Given task: All records must be quoted exactly. Omit the pictures.

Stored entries

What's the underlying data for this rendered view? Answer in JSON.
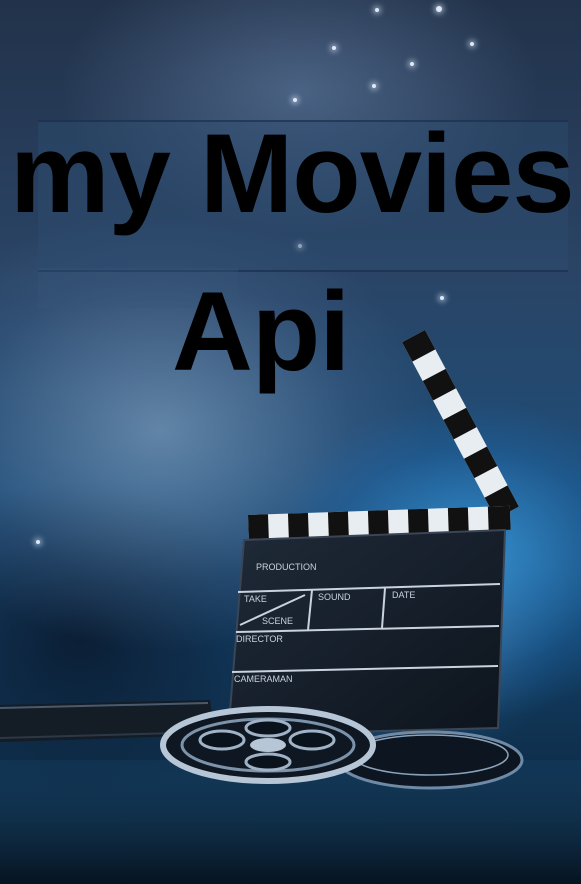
{
  "poster": {
    "title_line_1": "my Movies",
    "title_line_2": "Api"
  },
  "clapperboard": {
    "field_production": "PRODUCTION",
    "field_take": "TAKE",
    "field_sound": "SOUND",
    "field_date": "DATE",
    "field_scene": "SCENE",
    "field_director": "DIRECTOR",
    "field_cameraman": "CAMERAMAN"
  },
  "colors": {
    "accent_blue": "#2f8fd6",
    "title_text": "#000000"
  },
  "icons": [
    "clapperboard-icon",
    "film-reel-icon"
  ]
}
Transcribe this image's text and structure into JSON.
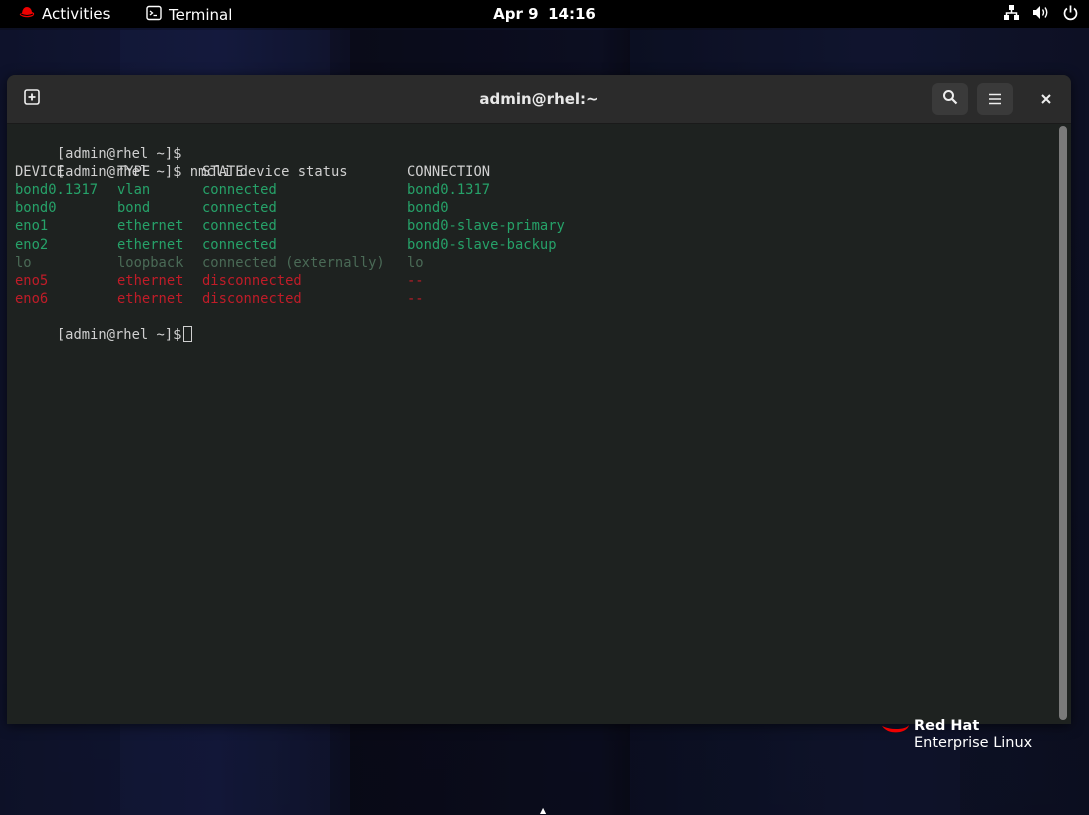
{
  "topbar": {
    "activities_label": "Activities",
    "app_label": "Terminal",
    "clock_date": "Apr 9",
    "clock_time": "14:16",
    "tray_icons": [
      "network-icon",
      "volume-icon",
      "power-icon"
    ]
  },
  "window": {
    "title": "admin@rhel:~",
    "buttons": [
      "new-tab-icon",
      "search-icon",
      "hamburger-menu-icon",
      "close-icon"
    ]
  },
  "terminal": {
    "prompt": "[admin@rhel ~]$",
    "command": "nmcli device status",
    "headers": [
      "DEVICE",
      "TYPE",
      "STATE",
      "CONNECTION"
    ],
    "rows": [
      {
        "device": "bond0.1317",
        "type": "vlan",
        "state": "connected",
        "connection": "bond0.1317",
        "status": "connected"
      },
      {
        "device": "bond0",
        "type": "bond",
        "state": "connected",
        "connection": "bond0",
        "status": "connected"
      },
      {
        "device": "eno1",
        "type": "ethernet",
        "state": "connected",
        "connection": "bond0-slave-primary",
        "status": "connected"
      },
      {
        "device": "eno2",
        "type": "ethernet",
        "state": "connected",
        "connection": "bond0-slave-backup",
        "status": "connected"
      },
      {
        "device": "lo",
        "type": "loopback",
        "state": "connected (externally)",
        "connection": "lo",
        "status": "external"
      },
      {
        "device": "eno5",
        "type": "ethernet",
        "state": "disconnected",
        "connection": "--",
        "status": "disconnected"
      },
      {
        "device": "eno6",
        "type": "ethernet",
        "state": "disconnected",
        "connection": "--",
        "status": "disconnected"
      }
    ]
  },
  "colors": {
    "connected": "#26a269",
    "external": "#4a6a56",
    "disconnected": "#c01c28"
  },
  "branding": {
    "line1": "Red Hat",
    "line2": "Enterprise Linux"
  }
}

Reply to the task:
What's the underlying data for this rendered view? Answer in JSON.
{
  "poster": {
    "title_line_1": "my Movies",
    "title_line_2": "Api"
  },
  "clapperboard": {
    "field_production": "PRODUCTION",
    "field_take": "TAKE",
    "field_sound": "SOUND",
    "field_date": "DATE",
    "field_scene": "SCENE",
    "field_director": "DIRECTOR",
    "field_cameraman": "CAMERAMAN"
  },
  "colors": {
    "accent_blue": "#2f8fd6",
    "title_text": "#000000"
  },
  "icons": [
    "clapperboard-icon",
    "film-reel-icon"
  ]
}
Transcribe this image's text and structure into JSON.
{
  "topbar": {
    "activities_label": "Activities",
    "app_label": "Terminal",
    "clock_date": "Apr 9",
    "clock_time": "14:16",
    "tray_icons": [
      "network-icon",
      "volume-icon",
      "power-icon"
    ]
  },
  "window": {
    "title": "admin@rhel:~",
    "buttons": [
      "new-tab-icon",
      "search-icon",
      "hamburger-menu-icon",
      "close-icon"
    ]
  },
  "terminal": {
    "prompt": "[admin@rhel ~]$",
    "command": "nmcli device status",
    "headers": [
      "DEVICE",
      "TYPE",
      "STATE",
      "CONNECTION"
    ],
    "rows": [
      {
        "device": "bond0.1317",
        "type": "vlan",
        "state": "connected",
        "connection": "bond0.1317",
        "status": "connected"
      },
      {
        "device": "bond0",
        "type": "bond",
        "state": "connected",
        "connection": "bond0",
        "status": "connected"
      },
      {
        "device": "eno1",
        "type": "ethernet",
        "state": "connected",
        "connection": "bond0-slave-primary",
        "status": "connected"
      },
      {
        "device": "eno2",
        "type": "ethernet",
        "state": "connected",
        "connection": "bond0-slave-backup",
        "status": "connected"
      },
      {
        "device": "lo",
        "type": "loopback",
        "state": "connected (externally)",
        "connection": "lo",
        "status": "external"
      },
      {
        "device": "eno5",
        "type": "ethernet",
        "state": "disconnected",
        "connection": "--",
        "status": "disconnected"
      },
      {
        "device": "eno6",
        "type": "ethernet",
        "state": "disconnected",
        "connection": "--",
        "status": "disconnected"
      }
    ]
  },
  "colors": {
    "connected": "#26a269",
    "external": "#4a6a56",
    "disconnected": "#c01c28"
  },
  "branding": {
    "line1": "Red Hat",
    "line2": "Enterprise Linux"
  }
}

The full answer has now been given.